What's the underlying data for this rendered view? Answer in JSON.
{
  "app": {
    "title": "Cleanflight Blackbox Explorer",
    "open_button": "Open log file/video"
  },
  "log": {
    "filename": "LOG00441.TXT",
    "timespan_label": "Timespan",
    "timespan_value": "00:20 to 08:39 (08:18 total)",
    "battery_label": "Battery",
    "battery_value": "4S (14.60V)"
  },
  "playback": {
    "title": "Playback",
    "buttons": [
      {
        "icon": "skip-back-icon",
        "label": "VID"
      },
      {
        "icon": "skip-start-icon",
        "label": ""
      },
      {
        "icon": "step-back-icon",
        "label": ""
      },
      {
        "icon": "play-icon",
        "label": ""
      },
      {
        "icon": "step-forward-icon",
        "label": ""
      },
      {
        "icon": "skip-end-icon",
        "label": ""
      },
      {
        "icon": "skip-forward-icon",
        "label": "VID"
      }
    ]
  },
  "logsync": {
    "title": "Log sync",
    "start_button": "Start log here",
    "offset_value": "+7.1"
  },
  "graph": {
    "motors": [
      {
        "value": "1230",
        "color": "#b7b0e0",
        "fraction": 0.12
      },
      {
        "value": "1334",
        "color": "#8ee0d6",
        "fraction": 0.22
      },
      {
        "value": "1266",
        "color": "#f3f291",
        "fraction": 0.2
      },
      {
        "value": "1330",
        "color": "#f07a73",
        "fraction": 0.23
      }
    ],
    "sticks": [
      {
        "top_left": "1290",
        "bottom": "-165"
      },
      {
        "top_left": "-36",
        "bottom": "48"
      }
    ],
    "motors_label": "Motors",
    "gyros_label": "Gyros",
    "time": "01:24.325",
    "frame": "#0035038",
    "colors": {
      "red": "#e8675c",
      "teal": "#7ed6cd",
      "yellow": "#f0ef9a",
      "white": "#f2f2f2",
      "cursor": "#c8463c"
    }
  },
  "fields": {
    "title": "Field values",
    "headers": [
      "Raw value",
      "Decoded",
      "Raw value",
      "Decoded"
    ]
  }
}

■ **Your objective**
Repeat the lines above exactly.

■ **Completed task**
What's the underlying data for this rendered view? Answer in JSON.
{
  "app": {
    "title": "Cleanflight Blackbox Explorer",
    "open_button": "Open log file/video"
  },
  "log": {
    "filename": "LOG00441.TXT",
    "timespan_label": "Timespan",
    "timespan_value": "00:20 to 08:39 (08:18 total)",
    "battery_label": "Battery",
    "battery_value": "4S (14.60V)"
  },
  "playback": {
    "title": "Playback",
    "buttons": [
      {
        "icon": "skip-back-icon",
        "label": "VID"
      },
      {
        "icon": "skip-start-icon",
        "label": ""
      },
      {
        "icon": "step-back-icon",
        "label": ""
      },
      {
        "icon": "play-icon",
        "label": ""
      },
      {
        "icon": "step-forward-icon",
        "label": ""
      },
      {
        "icon": "skip-end-icon",
        "label": ""
      },
      {
        "icon": "skip-forward-icon",
        "label": "VID"
      }
    ]
  },
  "logsync": {
    "title": "Log sync",
    "start_button": "Start log here",
    "offset_value": "+7.1"
  },
  "graph": {
    "motors": [
      {
        "value": "1230",
        "color": "#b7b0e0",
        "fraction": 0.12
      },
      {
        "value": "1334",
        "color": "#8ee0d6",
        "fraction": 0.22
      },
      {
        "value": "1266",
        "color": "#f3f291",
        "fraction": 0.2
      },
      {
        "value": "1330",
        "color": "#f07a73",
        "fraction": 0.23
      }
    ],
    "sticks": [
      {
        "top_left": "1290",
        "bottom": "-165"
      },
      {
        "top_left": "-36",
        "bottom": "48"
      }
    ],
    "motors_label": "Motors",
    "gyros_label": "Gyros",
    "time": "01:24.325",
    "frame": "#0035038",
    "colors": {
      "red": "#e8675c",
      "teal": "#7ed6cd",
      "yellow": "#f0ef9a",
      "white": "#f2f2f2",
      "cursor": "#c8463c"
    }
  },
  "fields": {
    "title": "Field values",
    "headers": [
      "Raw value",
      "Decoded",
      "Raw value",
      "Decoded"
    ]
  }
}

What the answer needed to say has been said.